What needs to be done: Each record below must come back exactly as written; its pictures must not.

Data to use:
=== Section Start ===

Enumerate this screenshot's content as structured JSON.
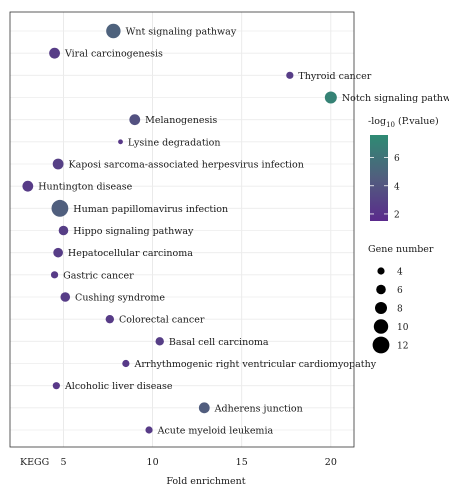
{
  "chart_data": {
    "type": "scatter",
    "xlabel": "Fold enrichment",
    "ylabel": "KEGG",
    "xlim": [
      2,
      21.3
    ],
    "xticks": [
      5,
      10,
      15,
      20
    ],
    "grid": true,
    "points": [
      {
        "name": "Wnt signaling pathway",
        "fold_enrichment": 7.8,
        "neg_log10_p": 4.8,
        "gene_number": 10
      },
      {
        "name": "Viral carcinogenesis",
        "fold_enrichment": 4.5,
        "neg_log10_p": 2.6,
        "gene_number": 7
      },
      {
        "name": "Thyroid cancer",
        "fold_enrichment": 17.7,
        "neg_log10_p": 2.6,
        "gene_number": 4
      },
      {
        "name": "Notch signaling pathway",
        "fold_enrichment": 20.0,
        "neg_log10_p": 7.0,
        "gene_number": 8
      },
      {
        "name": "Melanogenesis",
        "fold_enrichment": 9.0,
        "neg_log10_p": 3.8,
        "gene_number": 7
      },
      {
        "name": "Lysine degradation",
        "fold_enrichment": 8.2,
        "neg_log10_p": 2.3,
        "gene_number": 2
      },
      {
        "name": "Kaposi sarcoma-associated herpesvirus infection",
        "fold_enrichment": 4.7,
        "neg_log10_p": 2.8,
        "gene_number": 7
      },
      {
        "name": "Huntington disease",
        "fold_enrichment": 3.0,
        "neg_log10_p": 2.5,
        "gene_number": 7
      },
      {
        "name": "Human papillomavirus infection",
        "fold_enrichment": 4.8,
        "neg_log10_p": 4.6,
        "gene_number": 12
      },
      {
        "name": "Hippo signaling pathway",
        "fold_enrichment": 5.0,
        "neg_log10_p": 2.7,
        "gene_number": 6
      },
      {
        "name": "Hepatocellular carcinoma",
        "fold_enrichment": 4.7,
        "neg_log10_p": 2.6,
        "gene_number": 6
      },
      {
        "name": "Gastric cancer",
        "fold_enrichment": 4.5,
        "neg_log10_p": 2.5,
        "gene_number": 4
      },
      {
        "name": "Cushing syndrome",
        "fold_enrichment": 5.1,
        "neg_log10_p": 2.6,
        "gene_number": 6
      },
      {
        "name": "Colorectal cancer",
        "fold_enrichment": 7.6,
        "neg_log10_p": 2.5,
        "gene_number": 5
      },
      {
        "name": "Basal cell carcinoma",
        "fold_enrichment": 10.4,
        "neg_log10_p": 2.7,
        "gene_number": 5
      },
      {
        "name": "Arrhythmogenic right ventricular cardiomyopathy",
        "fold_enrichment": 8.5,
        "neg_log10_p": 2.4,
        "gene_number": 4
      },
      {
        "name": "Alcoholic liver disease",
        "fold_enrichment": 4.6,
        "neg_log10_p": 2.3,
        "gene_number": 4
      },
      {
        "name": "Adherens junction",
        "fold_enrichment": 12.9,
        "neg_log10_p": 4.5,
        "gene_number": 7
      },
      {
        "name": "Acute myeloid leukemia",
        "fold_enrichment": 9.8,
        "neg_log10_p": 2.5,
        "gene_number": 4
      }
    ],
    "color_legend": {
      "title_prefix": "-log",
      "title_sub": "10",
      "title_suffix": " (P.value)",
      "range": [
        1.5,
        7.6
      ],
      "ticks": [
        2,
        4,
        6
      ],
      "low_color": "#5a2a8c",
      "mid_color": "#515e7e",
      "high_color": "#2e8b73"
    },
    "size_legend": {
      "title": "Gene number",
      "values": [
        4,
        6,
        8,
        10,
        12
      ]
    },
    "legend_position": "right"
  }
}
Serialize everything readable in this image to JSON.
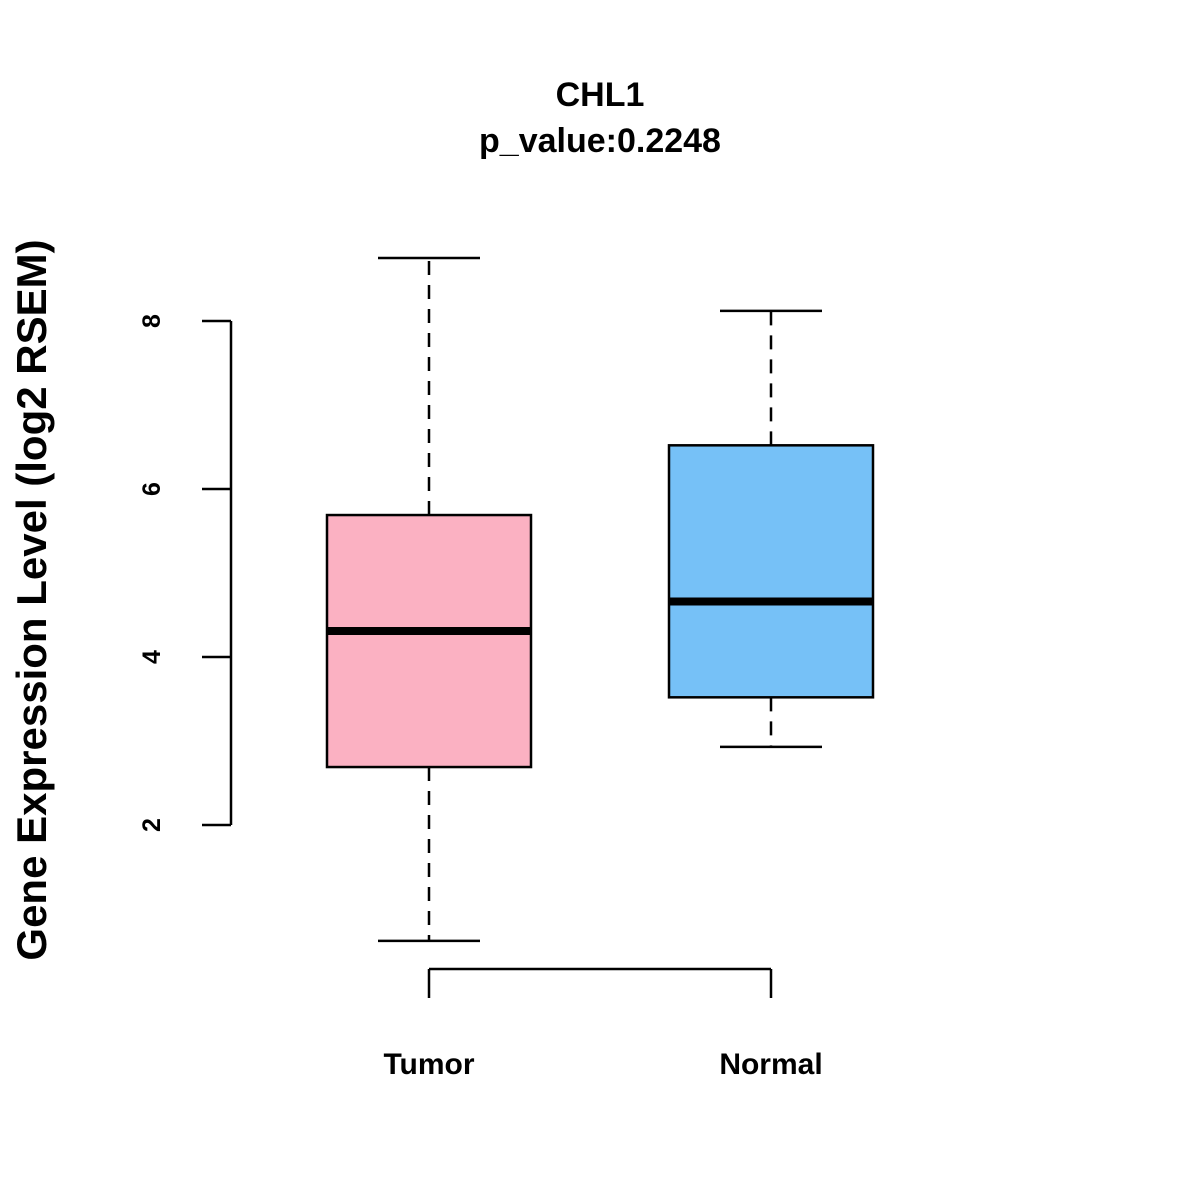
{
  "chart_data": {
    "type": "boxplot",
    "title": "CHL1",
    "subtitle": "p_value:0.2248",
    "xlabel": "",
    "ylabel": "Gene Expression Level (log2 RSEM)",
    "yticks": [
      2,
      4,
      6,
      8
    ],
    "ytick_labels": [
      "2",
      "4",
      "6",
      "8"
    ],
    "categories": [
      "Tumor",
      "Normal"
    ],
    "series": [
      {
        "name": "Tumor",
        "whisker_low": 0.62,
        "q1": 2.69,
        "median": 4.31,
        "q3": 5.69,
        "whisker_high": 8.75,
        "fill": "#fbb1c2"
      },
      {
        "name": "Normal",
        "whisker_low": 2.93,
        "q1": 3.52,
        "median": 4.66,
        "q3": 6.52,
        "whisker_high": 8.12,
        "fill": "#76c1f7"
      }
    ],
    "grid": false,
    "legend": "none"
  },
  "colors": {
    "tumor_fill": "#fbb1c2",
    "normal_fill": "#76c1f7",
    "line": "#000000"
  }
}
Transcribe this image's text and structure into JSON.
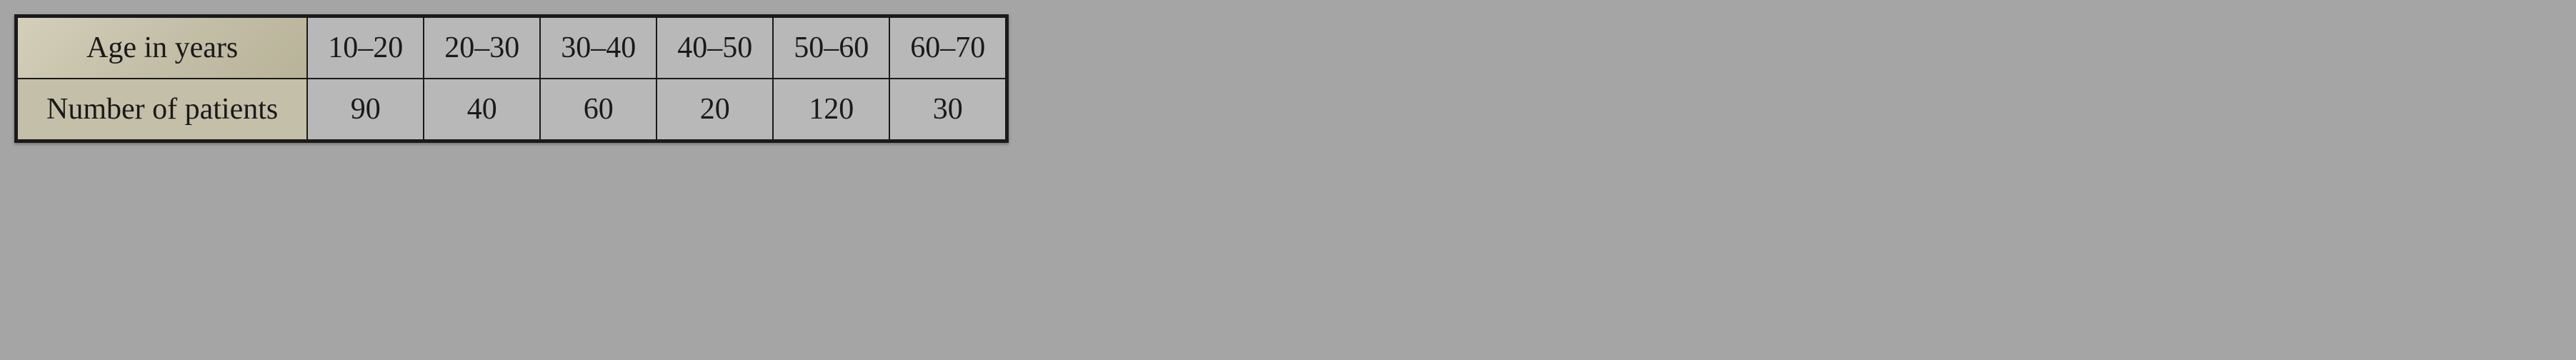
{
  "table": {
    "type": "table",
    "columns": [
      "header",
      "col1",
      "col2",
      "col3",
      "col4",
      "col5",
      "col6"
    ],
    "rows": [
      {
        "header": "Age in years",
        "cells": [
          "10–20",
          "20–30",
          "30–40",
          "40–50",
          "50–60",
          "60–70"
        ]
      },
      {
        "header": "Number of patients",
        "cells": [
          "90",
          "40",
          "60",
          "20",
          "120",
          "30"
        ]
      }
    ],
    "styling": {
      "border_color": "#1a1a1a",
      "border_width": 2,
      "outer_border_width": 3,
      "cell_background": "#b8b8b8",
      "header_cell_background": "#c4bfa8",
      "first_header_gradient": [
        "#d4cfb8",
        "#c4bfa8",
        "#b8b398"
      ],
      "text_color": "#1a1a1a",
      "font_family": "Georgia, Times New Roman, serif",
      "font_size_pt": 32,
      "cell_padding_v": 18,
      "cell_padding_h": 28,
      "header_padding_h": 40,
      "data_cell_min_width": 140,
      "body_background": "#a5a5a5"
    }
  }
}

=== Section End ===

Task answer:
Enumerate this screenshot's content as structured JSON.
{
  "chart_data": {
    "type": "scatter",
    "xlabel": "Fold enrichment",
    "ylabel": "KEGG",
    "xlim": [
      2,
      21.3
    ],
    "xticks": [
      5,
      10,
      15,
      20
    ],
    "grid": true,
    "points": [
      {
        "name": "Wnt signaling pathway",
        "fold_enrichment": 7.8,
        "neg_log10_p": 4.8,
        "gene_number": 10
      },
      {
        "name": "Viral carcinogenesis",
        "fold_enrichment": 4.5,
        "neg_log10_p": 2.6,
        "gene_number": 7
      },
      {
        "name": "Thyroid cancer",
        "fold_enrichment": 17.7,
        "neg_log10_p": 2.6,
        "gene_number": 4
      },
      {
        "name": "Notch signaling pathway",
        "fold_enrichment": 20.0,
        "neg_log10_p": 7.0,
        "gene_number": 8
      },
      {
        "name": "Melanogenesis",
        "fold_enrichment": 9.0,
        "neg_log10_p": 3.8,
        "gene_number": 7
      },
      {
        "name": "Lysine degradation",
        "fold_enrichment": 8.2,
        "neg_log10_p": 2.3,
        "gene_number": 2
      },
      {
        "name": "Kaposi sarcoma-associated herpesvirus infection",
        "fold_enrichment": 4.7,
        "neg_log10_p": 2.8,
        "gene_number": 7
      },
      {
        "name": "Huntington disease",
        "fold_enrichment": 3.0,
        "neg_log10_p": 2.5,
        "gene_number": 7
      },
      {
        "name": "Human papillomavirus infection",
        "fold_enrichment": 4.8,
        "neg_log10_p": 4.6,
        "gene_number": 12
      },
      {
        "name": "Hippo signaling pathway",
        "fold_enrichment": 5.0,
        "neg_log10_p": 2.7,
        "gene_number": 6
      },
      {
        "name": "Hepatocellular carcinoma",
        "fold_enrichment": 4.7,
        "neg_log10_p": 2.6,
        "gene_number": 6
      },
      {
        "name": "Gastric cancer",
        "fold_enrichment": 4.5,
        "neg_log10_p": 2.5,
        "gene_number": 4
      },
      {
        "name": "Cushing syndrome",
        "fold_enrichment": 5.1,
        "neg_log10_p": 2.6,
        "gene_number": 6
      },
      {
        "name": "Colorectal cancer",
        "fold_enrichment": 7.6,
        "neg_log10_p": 2.5,
        "gene_number": 5
      },
      {
        "name": "Basal cell carcinoma",
        "fold_enrichment": 10.4,
        "neg_log10_p": 2.7,
        "gene_number": 5
      },
      {
        "name": "Arrhythmogenic right ventricular cardiomyopathy",
        "fold_enrichment": 8.5,
        "neg_log10_p": 2.4,
        "gene_number": 4
      },
      {
        "name": "Alcoholic liver disease",
        "fold_enrichment": 4.6,
        "neg_log10_p": 2.3,
        "gene_number": 4
      },
      {
        "name": "Adherens junction",
        "fold_enrichment": 12.9,
        "neg_log10_p": 4.5,
        "gene_number": 7
      },
      {
        "name": "Acute myeloid leukemia",
        "fold_enrichment": 9.8,
        "neg_log10_p": 2.5,
        "gene_number": 4
      }
    ],
    "color_legend": {
      "title_prefix": "-log",
      "title_sub": "10",
      "title_suffix": " (P.value)",
      "range": [
        1.5,
        7.6
      ],
      "ticks": [
        2,
        4,
        6
      ],
      "low_color": "#5a2a8c",
      "mid_color": "#515e7e",
      "high_color": "#2e8b73"
    },
    "size_legend": {
      "title": "Gene number",
      "values": [
        4,
        6,
        8,
        10,
        12
      ]
    },
    "legend_position": "right"
  }
}
Serialize everything readable in this image to JSON.
{
  "chart_data": {
    "type": "boxplot",
    "title": "CHL1",
    "subtitle": "p_value:0.2248",
    "xlabel": "",
    "ylabel": "Gene Expression Level (log2 RSEM)",
    "yticks": [
      2,
      4,
      6,
      8
    ],
    "ytick_labels": [
      "2",
      "4",
      "6",
      "8"
    ],
    "categories": [
      "Tumor",
      "Normal"
    ],
    "series": [
      {
        "name": "Tumor",
        "whisker_low": 0.62,
        "q1": 2.69,
        "median": 4.31,
        "q3": 5.69,
        "whisker_high": 8.75,
        "fill": "#fbb1c2"
      },
      {
        "name": "Normal",
        "whisker_low": 2.93,
        "q1": 3.52,
        "median": 4.66,
        "q3": 6.52,
        "whisker_high": 8.12,
        "fill": "#76c1f7"
      }
    ],
    "grid": false,
    "legend": "none"
  },
  "colors": {
    "tumor_fill": "#fbb1c2",
    "normal_fill": "#76c1f7",
    "line": "#000000"
  }
}
Transcribe this image's text and structure into JSON.
{
  "table": {
    "type": "table",
    "columns": [
      "header",
      "col1",
      "col2",
      "col3",
      "col4",
      "col5",
      "col6"
    ],
    "rows": [
      {
        "header": "Age in years",
        "cells": [
          "10–20",
          "20–30",
          "30–40",
          "40–50",
          "50–60",
          "60–70"
        ]
      },
      {
        "header": "Number of patients",
        "cells": [
          "90",
          "40",
          "60",
          "20",
          "120",
          "30"
        ]
      }
    ],
    "styling": {
      "border_color": "#1a1a1a",
      "border_width": 2,
      "outer_border_width": 3,
      "cell_background": "#b8b8b8",
      "header_cell_background": "#c4bfa8",
      "first_header_gradient": [
        "#d4cfb8",
        "#c4bfa8",
        "#b8b398"
      ],
      "text_color": "#1a1a1a",
      "font_family": "Georgia, Times New Roman, serif",
      "font_size_pt": 32,
      "cell_padding_v": 18,
      "cell_padding_h": 28,
      "header_padding_h": 40,
      "data_cell_min_width": 140,
      "body_background": "#a5a5a5"
    }
  }
}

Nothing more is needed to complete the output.